Stored data:
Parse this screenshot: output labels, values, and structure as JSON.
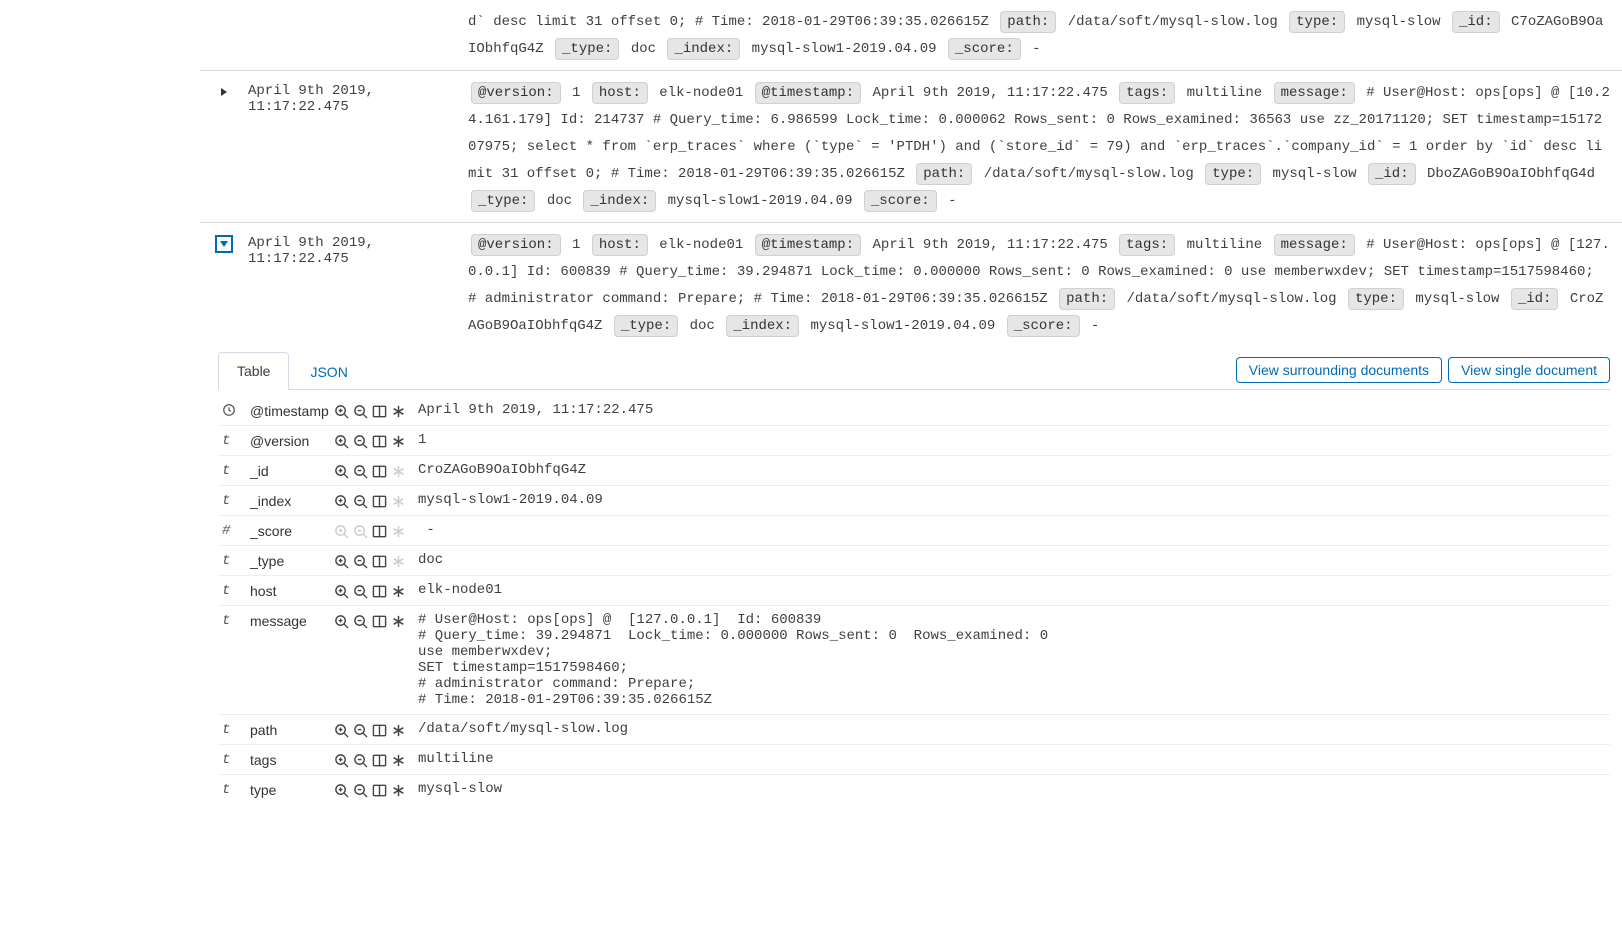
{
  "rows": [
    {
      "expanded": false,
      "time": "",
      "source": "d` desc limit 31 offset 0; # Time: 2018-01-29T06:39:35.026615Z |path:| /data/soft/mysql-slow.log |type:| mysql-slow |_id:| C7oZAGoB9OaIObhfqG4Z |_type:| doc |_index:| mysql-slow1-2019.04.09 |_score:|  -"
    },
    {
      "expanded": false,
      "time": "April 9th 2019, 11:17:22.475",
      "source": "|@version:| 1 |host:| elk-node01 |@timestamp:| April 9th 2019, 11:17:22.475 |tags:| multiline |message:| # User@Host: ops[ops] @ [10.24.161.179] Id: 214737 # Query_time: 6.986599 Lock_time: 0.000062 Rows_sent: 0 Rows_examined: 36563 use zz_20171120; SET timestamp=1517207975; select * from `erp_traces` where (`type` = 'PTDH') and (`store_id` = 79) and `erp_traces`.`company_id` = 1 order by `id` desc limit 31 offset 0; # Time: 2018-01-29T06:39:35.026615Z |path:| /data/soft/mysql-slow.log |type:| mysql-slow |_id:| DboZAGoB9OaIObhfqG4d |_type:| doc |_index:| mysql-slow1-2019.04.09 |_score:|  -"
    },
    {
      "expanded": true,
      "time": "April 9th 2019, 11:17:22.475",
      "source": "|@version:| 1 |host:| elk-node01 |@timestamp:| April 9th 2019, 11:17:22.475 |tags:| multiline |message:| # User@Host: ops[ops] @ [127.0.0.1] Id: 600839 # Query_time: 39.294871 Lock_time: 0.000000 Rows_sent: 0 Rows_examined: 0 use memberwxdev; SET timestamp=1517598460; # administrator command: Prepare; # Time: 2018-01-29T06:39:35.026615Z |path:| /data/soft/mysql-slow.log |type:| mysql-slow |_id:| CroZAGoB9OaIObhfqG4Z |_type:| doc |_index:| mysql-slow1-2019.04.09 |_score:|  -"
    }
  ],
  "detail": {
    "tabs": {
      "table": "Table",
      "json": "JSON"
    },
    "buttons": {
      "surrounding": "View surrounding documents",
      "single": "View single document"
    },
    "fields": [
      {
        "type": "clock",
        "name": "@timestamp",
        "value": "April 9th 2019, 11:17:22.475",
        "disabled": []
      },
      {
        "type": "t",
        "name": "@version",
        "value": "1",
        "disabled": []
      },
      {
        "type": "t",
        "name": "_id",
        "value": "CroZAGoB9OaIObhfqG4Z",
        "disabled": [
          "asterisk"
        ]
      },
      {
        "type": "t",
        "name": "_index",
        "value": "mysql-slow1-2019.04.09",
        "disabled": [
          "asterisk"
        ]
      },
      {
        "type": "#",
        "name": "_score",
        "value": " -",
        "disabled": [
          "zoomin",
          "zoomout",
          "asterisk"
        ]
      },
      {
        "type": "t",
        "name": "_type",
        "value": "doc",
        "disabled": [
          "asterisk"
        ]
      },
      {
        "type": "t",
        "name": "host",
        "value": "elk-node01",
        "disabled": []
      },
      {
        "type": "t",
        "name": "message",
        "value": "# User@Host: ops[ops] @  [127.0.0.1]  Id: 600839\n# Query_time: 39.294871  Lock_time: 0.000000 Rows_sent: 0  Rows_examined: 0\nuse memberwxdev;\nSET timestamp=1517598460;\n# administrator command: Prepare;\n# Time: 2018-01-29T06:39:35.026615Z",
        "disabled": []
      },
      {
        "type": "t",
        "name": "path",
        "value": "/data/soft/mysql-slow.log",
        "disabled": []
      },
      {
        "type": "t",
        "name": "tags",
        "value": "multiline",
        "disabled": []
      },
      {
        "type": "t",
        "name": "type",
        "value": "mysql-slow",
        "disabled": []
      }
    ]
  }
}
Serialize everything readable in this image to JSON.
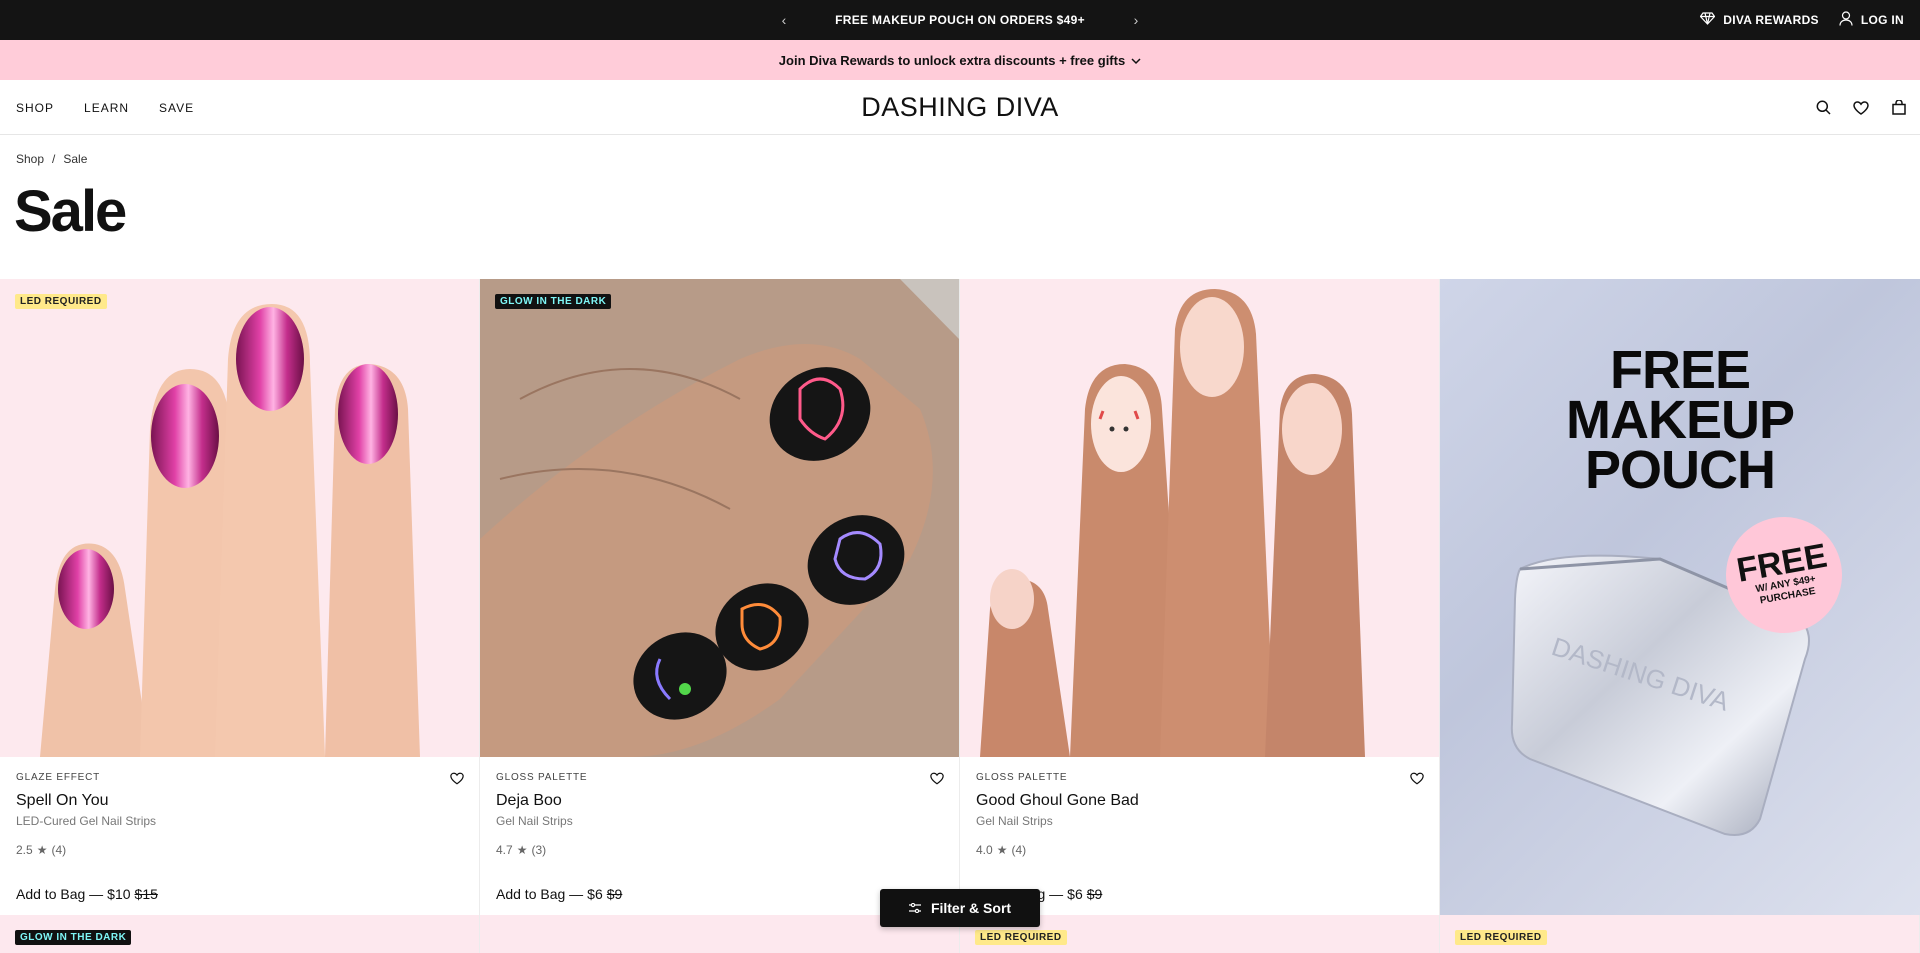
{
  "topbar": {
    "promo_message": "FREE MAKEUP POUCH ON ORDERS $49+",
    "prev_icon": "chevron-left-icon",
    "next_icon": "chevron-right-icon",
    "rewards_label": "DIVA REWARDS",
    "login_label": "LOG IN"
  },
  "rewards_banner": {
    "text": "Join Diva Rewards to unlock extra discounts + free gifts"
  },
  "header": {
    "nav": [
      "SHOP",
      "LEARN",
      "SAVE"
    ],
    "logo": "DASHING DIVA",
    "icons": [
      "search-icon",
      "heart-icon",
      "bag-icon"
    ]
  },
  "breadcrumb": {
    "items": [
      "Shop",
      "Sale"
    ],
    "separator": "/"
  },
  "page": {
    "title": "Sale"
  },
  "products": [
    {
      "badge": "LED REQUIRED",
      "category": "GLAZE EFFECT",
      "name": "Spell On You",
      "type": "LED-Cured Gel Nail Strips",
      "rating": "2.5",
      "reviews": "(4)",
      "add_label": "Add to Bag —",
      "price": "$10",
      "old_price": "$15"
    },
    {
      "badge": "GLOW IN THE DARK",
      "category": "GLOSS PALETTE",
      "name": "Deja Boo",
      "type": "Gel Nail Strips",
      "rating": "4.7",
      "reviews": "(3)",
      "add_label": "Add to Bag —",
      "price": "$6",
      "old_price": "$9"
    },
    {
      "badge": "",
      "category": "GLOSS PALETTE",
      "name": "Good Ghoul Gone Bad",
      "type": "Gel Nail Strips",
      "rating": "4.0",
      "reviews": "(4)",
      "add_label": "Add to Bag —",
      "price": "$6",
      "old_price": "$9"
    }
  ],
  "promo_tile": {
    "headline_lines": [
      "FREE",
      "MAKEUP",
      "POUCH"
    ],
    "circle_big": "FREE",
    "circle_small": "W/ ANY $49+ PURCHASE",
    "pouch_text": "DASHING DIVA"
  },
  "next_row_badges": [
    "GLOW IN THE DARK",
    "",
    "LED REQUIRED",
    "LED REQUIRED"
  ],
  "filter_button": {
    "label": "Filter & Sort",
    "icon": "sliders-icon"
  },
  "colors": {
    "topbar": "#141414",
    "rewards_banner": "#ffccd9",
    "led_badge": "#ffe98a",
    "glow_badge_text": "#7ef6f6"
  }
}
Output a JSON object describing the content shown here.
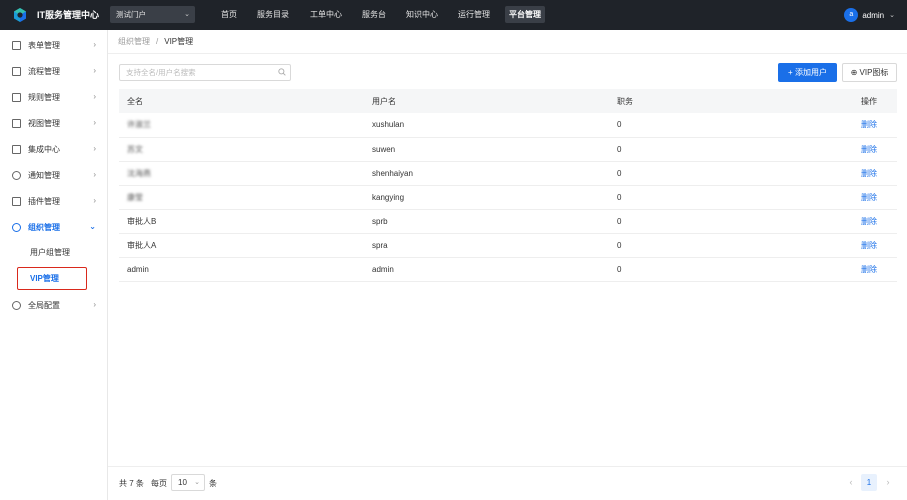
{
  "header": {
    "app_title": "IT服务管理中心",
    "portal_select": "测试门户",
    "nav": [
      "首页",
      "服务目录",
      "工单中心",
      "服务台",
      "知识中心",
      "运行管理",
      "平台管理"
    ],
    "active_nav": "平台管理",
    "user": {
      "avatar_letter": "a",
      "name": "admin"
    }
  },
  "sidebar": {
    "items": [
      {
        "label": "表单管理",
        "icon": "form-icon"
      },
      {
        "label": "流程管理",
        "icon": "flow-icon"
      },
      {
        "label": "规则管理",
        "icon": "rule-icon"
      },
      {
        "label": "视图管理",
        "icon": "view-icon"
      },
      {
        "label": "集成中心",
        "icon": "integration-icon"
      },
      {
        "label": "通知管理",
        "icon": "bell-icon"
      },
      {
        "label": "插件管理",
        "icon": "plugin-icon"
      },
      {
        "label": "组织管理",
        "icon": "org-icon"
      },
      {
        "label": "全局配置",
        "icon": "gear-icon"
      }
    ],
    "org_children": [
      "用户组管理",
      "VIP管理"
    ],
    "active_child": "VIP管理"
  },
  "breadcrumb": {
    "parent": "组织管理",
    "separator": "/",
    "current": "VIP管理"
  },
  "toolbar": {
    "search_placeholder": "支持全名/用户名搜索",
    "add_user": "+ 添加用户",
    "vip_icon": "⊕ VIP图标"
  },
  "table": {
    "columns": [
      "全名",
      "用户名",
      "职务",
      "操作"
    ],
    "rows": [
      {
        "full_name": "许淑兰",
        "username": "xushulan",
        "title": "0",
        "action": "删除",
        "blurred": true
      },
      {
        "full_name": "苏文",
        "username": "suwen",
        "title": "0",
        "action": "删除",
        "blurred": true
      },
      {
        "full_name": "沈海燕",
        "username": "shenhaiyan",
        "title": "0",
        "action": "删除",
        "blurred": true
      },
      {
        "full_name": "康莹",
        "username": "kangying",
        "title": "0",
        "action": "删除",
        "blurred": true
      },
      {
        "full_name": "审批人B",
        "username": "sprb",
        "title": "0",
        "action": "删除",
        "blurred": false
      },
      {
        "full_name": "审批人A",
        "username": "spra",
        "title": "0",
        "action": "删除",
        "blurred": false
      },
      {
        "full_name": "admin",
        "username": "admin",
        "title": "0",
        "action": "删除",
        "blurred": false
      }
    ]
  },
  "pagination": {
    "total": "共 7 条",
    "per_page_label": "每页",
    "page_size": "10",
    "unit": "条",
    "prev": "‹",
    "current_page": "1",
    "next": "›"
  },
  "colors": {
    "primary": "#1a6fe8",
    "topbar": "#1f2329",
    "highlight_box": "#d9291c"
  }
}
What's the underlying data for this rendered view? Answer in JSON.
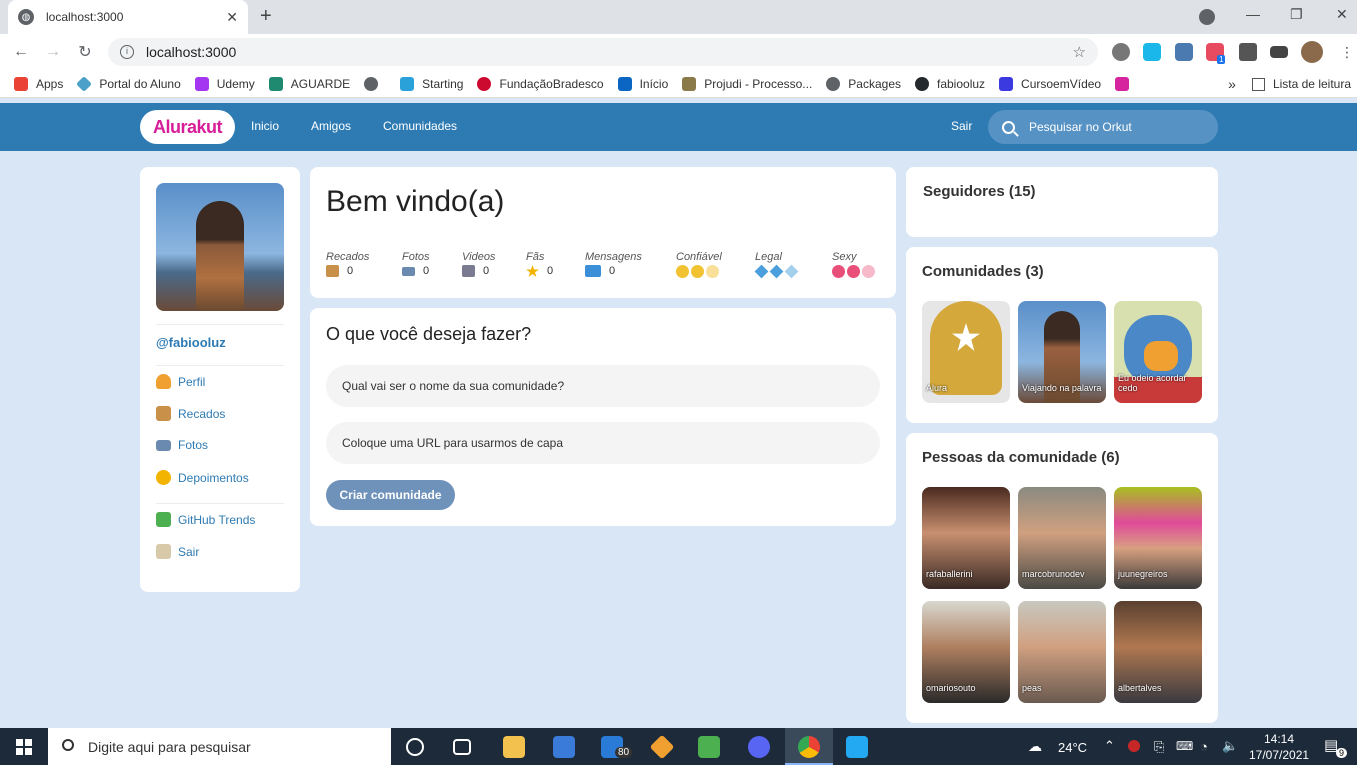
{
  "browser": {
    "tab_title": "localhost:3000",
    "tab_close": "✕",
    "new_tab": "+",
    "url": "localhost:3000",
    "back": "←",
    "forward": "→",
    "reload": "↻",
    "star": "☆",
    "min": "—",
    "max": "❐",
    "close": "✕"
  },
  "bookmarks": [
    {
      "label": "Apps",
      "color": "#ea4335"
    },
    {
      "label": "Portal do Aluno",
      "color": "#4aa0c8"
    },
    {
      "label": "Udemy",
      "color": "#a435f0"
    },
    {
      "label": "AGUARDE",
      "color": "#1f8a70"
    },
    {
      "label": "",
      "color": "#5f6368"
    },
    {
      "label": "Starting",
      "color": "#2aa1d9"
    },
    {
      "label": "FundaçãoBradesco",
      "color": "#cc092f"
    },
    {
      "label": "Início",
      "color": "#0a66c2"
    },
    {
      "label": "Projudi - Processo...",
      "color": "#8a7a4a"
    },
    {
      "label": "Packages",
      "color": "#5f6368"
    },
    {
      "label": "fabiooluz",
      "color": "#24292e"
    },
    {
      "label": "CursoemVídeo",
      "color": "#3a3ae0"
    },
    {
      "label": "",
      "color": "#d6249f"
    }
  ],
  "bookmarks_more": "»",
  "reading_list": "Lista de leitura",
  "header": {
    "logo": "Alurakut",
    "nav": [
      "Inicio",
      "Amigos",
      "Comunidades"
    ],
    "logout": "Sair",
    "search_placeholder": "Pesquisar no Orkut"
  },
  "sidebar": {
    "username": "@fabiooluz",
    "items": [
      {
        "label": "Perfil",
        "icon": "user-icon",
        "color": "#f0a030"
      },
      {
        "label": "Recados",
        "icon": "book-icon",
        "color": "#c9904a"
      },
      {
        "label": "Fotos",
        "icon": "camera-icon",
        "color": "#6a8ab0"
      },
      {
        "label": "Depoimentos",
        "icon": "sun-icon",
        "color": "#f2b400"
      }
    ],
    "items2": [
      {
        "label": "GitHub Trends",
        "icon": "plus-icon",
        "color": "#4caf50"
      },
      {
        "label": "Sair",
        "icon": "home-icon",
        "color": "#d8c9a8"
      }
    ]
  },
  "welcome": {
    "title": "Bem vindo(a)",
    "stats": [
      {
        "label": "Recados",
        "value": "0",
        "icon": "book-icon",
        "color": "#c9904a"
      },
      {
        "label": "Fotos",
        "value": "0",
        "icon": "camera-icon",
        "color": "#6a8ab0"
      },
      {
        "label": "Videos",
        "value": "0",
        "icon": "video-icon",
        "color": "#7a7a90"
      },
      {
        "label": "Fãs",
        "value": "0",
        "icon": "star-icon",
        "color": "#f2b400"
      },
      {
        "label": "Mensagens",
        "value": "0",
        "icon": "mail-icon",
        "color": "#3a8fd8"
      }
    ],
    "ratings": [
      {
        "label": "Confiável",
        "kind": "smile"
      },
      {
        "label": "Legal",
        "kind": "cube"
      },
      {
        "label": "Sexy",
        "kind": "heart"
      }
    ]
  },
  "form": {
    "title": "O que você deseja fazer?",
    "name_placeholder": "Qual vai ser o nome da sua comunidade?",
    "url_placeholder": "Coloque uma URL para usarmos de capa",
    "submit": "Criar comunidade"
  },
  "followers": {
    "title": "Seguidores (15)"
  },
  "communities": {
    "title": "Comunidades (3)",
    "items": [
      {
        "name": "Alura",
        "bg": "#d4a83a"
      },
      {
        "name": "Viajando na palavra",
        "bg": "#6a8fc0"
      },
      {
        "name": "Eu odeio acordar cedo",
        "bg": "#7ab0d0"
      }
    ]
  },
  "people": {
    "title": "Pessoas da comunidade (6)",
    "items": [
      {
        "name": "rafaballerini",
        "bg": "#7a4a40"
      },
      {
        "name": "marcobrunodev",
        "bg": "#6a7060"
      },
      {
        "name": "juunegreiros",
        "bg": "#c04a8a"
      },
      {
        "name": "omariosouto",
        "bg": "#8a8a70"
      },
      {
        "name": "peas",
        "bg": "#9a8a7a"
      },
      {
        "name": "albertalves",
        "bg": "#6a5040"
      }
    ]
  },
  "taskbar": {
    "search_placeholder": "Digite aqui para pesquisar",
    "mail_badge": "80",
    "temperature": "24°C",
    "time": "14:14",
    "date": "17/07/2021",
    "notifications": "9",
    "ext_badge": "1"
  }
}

DO THIS: Take every line containing the word "chevron" and copy it.

FULL SOLUTION:
    "prev_icon": "chevron-left-icon",
    "next_icon": "chevron-right-icon",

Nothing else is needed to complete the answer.